### Problem description:
Print the entire listing. Each line must match the original exactly.

Data entries
##############################

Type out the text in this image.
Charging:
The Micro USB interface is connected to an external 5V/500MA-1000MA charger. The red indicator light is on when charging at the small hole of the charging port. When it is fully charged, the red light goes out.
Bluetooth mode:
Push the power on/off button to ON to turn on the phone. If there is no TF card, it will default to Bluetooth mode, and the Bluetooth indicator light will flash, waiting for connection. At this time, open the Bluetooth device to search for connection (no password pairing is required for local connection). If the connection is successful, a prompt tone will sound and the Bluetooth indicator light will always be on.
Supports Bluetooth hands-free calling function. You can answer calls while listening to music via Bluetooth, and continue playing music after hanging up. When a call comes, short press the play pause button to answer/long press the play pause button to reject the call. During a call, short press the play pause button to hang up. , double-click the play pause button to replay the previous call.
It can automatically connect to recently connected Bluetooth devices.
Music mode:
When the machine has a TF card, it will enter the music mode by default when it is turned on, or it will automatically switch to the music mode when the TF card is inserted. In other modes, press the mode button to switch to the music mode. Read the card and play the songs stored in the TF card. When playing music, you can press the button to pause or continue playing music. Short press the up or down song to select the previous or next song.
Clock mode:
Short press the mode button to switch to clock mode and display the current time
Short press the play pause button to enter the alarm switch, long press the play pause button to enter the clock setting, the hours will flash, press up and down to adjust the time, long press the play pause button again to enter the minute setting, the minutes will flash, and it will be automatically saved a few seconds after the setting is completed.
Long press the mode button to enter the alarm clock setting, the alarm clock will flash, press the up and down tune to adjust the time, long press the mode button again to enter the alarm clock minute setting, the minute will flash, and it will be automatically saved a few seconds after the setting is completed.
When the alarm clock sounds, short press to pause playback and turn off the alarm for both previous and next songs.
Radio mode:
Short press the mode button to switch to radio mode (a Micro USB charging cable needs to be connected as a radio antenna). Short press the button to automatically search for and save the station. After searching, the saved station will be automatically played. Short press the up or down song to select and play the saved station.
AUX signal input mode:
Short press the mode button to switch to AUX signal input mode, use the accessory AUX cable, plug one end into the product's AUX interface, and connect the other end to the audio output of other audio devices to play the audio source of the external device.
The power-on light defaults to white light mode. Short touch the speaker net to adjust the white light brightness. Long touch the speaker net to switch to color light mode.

##############################

### Full response:
Type out the text in this image.
Charging:
The Micro USB interface is connected to an external 5V/500MA-1000MA charger. The red indicator light is on when charging at the small hole of the charging port. When it is fully charged, the red light goes out.
Bluetooth mode:
Push the power on/off button to ON to turn on the phone. If there is no TF card, it will default to Bluetooth mode, and the Bluetooth indicator light will flash, waiting for connection. At this time, open the Bluetooth device to search for connection (no password pairing is required for local connection). If the connection is successful, a prompt tone will sound and the Bluetooth indicator light will always be on.
Supports Bluetooth hands-free calling function. You can answer calls while listening to music via Bluetooth, and continue playing music after hanging up. When a call comes, short press the play pause button to answer/long press the play pause button to reject the call. During a call, short press the play pause button to hang up. , double-click the play pause button to replay the previous call.
It can automatically connect to recently connected Bluetooth devices.
Music mode:
When the machine has a TF card, it will enter the music mode by default when it is turned on, or it will automatically switch to the music mode when the TF card is inserted. In other modes, press the mode button to switch to the music mode. Read the card and play the songs stored in the TF card. When playing music, you can press the button to pause or continue playing music. Short press the up or down song to select the previous or next song.
Clock mode:
Short press the mode button to switch to clock mode and display the current time
Short press the play pause button to enter the alarm switch, long press the play pause button to enter the clock setting, the hours will flash, press up and down to adjust the time, long press the play pause button again to enter the minute setting, the minutes will flash, and it will be automatically saved a few seconds after the setting is completed.
Long press the mode button to enter the alarm clock setting, the alarm clock will flash, press the up and down tune to adjust the time, long press the mode button again to enter the alarm clock minute setting, the minute will flash, and it will be automatically saved a few seconds after the setting is completed.
When the alarm clock sounds, short press to pause playback and turn off the alarm for both previous and next songs.
Radio mode:
Short press the mode button to switch to radio mode (a Micro USB charging cable needs to be connected as a radio antenna). Short press the button to automatically search for and save the station. After searching, the saved station will be automatically played. Short press the up or down song to select and play the saved station.
AUX signal input mode:
Short press the mode button to switch to AUX signal input mode, use the accessory AUX cable, plug one end into the product's AUX interface, and connect the other end to the audio output of other audio devices to play the audio source of the external device.
The power-on light defaults to white light mode. Short touch the speaker net to adjust the white light brightness. Long touch the speaker net to switch to color light mode.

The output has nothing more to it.